**Aim**
Below are the entries; state how many of their lines contain the string "Batenhorst", and nothing more.

(Collected data entries)
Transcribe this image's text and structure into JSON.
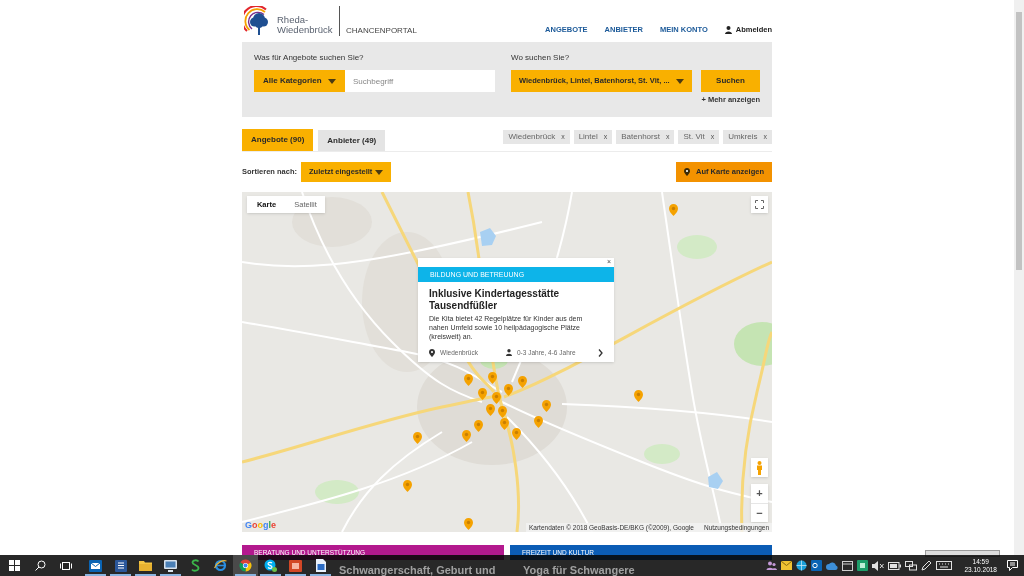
{
  "header": {
    "logo_text": "Rheda-Wiedenbrück",
    "portal": "CHANCENPORTAL",
    "nav": [
      {
        "label": "ANGEBOTE"
      },
      {
        "label": "ANBIETER"
      },
      {
        "label": "MEIN KONTO"
      }
    ],
    "logout": "Abmelden"
  },
  "search": {
    "what_label": "Was für Angebote suchen Sie?",
    "category": "Alle Kategorien",
    "keyword": {
      "placeholder": "Suchbegriff"
    },
    "where_label": "Wo suchen Sie?",
    "location": "Wiedenbrück, Lintel, Batenhorst, St. Vit, ...",
    "submit": "Suchen",
    "more": "+ Mehr anzeigen"
  },
  "tabs": [
    {
      "label": "Angebote (90)",
      "selected": true
    },
    {
      "label": "Anbieter (49)",
      "selected": false
    }
  ],
  "filters": [
    {
      "label": "Wiedenbrück",
      "remove": "x"
    },
    {
      "label": "Lintel",
      "remove": "x"
    },
    {
      "label": "Batenhorst",
      "remove": "x"
    },
    {
      "label": "St. Vit",
      "remove": "x"
    },
    {
      "label": "Umkreis",
      "remove": "x"
    }
  ],
  "sort": {
    "label": "Sortieren nach:",
    "value": "Zuletzt eingestellt"
  },
  "map_button": "Auf Karte anzeigen",
  "map": {
    "types": [
      {
        "label": "Karte",
        "selected": true
      },
      {
        "label": "Satellit",
        "selected": false
      }
    ],
    "popup": {
      "category": "BILDUNG UND BETREUUNG",
      "close": "×",
      "title": "Inklusive Kindertagesstätte Tausendfüßler",
      "description": "Die Kita bietet 42 Regelplätze für Kinder aus dem nahen Umfeld sowie 10 heilpädagogische Plätze (kreisweit) an.",
      "location": "Wiedenbrück",
      "ages": "0-3 Jahre, 4-6 Jahre"
    },
    "zoom_in": "+",
    "zoom_out": "−",
    "logo": "Google",
    "attribution": "Kartendaten © 2018 GeoBasis-DE/BKG (©2009), Google",
    "terms": "Nutzungsbedingungen"
  },
  "cards": [
    {
      "category": "BERATUNG UND UNTERSTÜTZUNG",
      "color": "#b3198e",
      "title": "Schwangerschaft, Geburt und"
    },
    {
      "category": "FREIZEIT UND KULTUR",
      "color": "#0b5cb5",
      "title": "Yoga für Schwangere"
    }
  ],
  "taskbar": {
    "apps": [
      {
        "kind": "mail",
        "running": true,
        "selected": false
      },
      {
        "kind": "word",
        "running": true,
        "selected": false
      },
      {
        "kind": "folder",
        "running": true,
        "selected": false
      },
      {
        "kind": "monitor",
        "running": true,
        "selected": false
      },
      {
        "kind": "s-app",
        "running": false,
        "selected": false
      },
      {
        "kind": "edge",
        "running": false,
        "selected": false
      },
      {
        "kind": "chrome",
        "running": true,
        "selected": true
      },
      {
        "kind": "skype",
        "running": true,
        "selected": false
      },
      {
        "kind": "powerpoint",
        "running": true,
        "selected": false
      },
      {
        "kind": "document",
        "running": true,
        "selected": false
      }
    ],
    "time": "14:59",
    "date": "23.10.2018"
  }
}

**Solution**
2